===== Given data

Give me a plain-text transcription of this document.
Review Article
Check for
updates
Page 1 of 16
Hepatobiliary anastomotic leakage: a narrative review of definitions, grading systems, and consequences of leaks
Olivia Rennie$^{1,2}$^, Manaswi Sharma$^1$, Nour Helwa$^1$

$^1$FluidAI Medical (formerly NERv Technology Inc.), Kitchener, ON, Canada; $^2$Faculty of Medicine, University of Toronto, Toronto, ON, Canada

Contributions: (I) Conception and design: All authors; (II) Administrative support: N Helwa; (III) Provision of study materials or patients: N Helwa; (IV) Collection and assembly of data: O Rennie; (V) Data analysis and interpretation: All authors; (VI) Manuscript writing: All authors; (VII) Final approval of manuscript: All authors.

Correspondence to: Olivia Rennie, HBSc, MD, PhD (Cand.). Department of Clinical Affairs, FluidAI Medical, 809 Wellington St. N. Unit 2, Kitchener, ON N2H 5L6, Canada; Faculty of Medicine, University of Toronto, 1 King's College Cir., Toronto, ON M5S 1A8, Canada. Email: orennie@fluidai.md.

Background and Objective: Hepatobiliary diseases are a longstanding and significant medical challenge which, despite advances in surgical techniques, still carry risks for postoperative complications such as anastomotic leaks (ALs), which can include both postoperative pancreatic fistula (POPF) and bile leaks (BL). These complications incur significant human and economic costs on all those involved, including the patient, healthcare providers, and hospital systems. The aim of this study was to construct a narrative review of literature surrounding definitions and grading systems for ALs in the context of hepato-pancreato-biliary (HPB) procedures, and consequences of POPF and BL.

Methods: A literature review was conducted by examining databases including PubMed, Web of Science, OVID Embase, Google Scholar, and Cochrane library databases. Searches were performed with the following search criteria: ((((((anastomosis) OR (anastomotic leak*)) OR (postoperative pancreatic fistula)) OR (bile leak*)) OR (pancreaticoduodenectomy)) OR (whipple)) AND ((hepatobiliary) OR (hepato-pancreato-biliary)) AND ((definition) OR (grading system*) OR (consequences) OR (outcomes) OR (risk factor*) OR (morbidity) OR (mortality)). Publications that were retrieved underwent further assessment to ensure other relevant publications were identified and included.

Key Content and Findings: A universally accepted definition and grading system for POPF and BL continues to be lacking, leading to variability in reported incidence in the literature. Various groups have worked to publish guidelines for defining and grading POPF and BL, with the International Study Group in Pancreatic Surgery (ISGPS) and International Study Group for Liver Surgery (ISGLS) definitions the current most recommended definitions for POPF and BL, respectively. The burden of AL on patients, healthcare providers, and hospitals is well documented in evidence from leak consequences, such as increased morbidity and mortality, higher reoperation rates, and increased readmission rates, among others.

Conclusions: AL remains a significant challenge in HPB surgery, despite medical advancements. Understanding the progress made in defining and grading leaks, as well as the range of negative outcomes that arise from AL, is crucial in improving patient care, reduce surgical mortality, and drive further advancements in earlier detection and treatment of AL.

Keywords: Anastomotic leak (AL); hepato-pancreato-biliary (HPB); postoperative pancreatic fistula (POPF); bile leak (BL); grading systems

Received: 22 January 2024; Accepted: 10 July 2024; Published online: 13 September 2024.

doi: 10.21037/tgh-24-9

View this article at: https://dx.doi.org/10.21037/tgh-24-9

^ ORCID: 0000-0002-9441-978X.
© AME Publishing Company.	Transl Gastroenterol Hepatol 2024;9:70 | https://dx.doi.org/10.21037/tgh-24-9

==========

**Task requirements**. Return every line of the listing that has the word "https" in it.

**Written response**.
View this article at: https://dx.doi.org/10.21037/tgh-24-9
© AME Publishing Company.	Transl Gastroenterol Hepatol 2024;9:70 | https://dx.doi.org/10.21037/tgh-24-9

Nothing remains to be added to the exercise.